> **DATA EXCERPTS**
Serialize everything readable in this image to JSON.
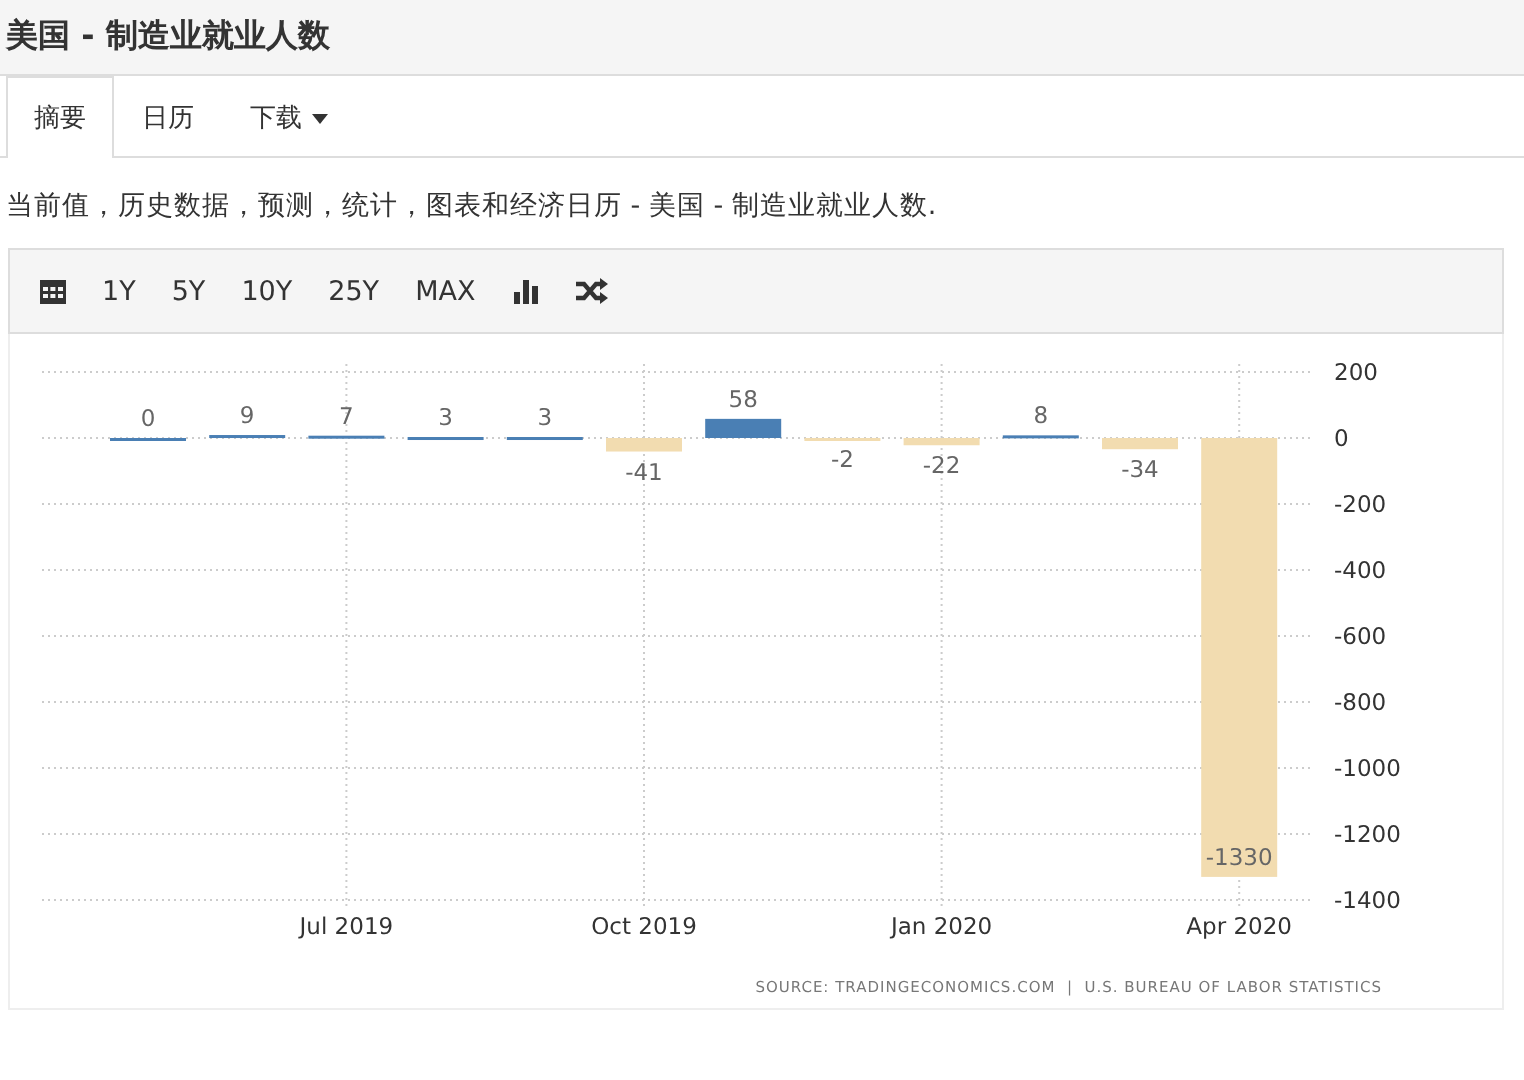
{
  "title": "美国 - 制造业就业人数",
  "tabs": [
    {
      "label": "摘要",
      "selected": true,
      "dropdown": false
    },
    {
      "label": "日历",
      "selected": false,
      "dropdown": false
    },
    {
      "label": "下载",
      "selected": false,
      "dropdown": true
    }
  ],
  "description": "当前值，历史数据，预测，统计，图表和经济日历 - 美国 - 制造业就业人数.",
  "toolbar": [
    {
      "kind": "calendar"
    },
    {
      "kind": "range",
      "label": "1Y"
    },
    {
      "kind": "range",
      "label": "5Y"
    },
    {
      "kind": "range",
      "label": "10Y"
    },
    {
      "kind": "range",
      "label": "25Y"
    },
    {
      "kind": "range",
      "label": "MAX"
    },
    {
      "kind": "chart-type"
    },
    {
      "kind": "compare"
    }
  ],
  "chart": {
    "chart_data": {
      "type": "bar",
      "values": [
        0,
        9,
        7,
        3,
        3,
        -41,
        58,
        -2,
        -22,
        8,
        -34,
        -1330
      ],
      "categories": [
        null,
        null,
        "Jul 2019",
        null,
        null,
        "Oct 2019",
        null,
        null,
        "Jan 2020",
        null,
        null,
        "Apr 2020"
      ],
      "grid": true,
      "ylim": [
        -1400,
        200
      ],
      "yticks": [
        200,
        0,
        -200,
        -400,
        -600,
        -800,
        -1000,
        -1200,
        -1400
      ],
      "data_labels": true
    },
    "source": "SOURCE: TRADINGECONOMICS.COM  |  U.S. BUREAU OF LABOR STATISTICS"
  }
}
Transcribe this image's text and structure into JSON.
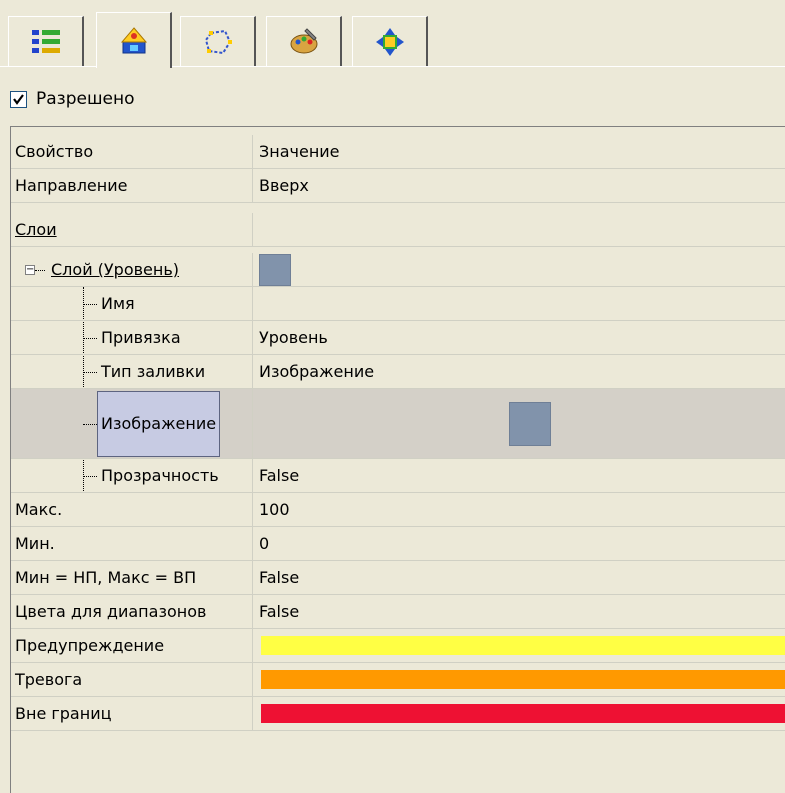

> **DIRECTIONS FOR THIS TASK**
Go through the listing above and write it out again exactly, dropping the pictures.

> **IN RESPONSE**
Serialize everything readable in this image to JSON.
{
  "title": "美国 - 制造业就业人数",
  "tabs": [
    {
      "label": "摘要",
      "selected": true,
      "dropdown": false
    },
    {
      "label": "日历",
      "selected": false,
      "dropdown": false
    },
    {
      "label": "下载",
      "selected": false,
      "dropdown": true
    }
  ],
  "description": "当前值，历史数据，预测，统计，图表和经济日历 - 美国 - 制造业就业人数.",
  "toolbar": [
    {
      "kind": "calendar"
    },
    {
      "kind": "range",
      "label": "1Y"
    },
    {
      "kind": "range",
      "label": "5Y"
    },
    {
      "kind": "range",
      "label": "10Y"
    },
    {
      "kind": "range",
      "label": "25Y"
    },
    {
      "kind": "range",
      "label": "MAX"
    },
    {
      "kind": "chart-type"
    },
    {
      "kind": "compare"
    }
  ],
  "chart": {
    "chart_data": {
      "type": "bar",
      "values": [
        0,
        9,
        7,
        3,
        3,
        -41,
        58,
        -2,
        -22,
        8,
        -34,
        -1330
      ],
      "categories": [
        null,
        null,
        "Jul 2019",
        null,
        null,
        "Oct 2019",
        null,
        null,
        "Jan 2020",
        null,
        null,
        "Apr 2020"
      ],
      "grid": true,
      "ylim": [
        -1400,
        200
      ],
      "yticks": [
        200,
        0,
        -200,
        -400,
        -600,
        -800,
        -1000,
        -1200,
        -1400
      ],
      "data_labels": true
    },
    "source": "SOURCE: TRADINGECONOMICS.COM  |  U.S. BUREAU OF LABOR STATISTICS"
  }
}
Transcribe this image's text and structure into JSON.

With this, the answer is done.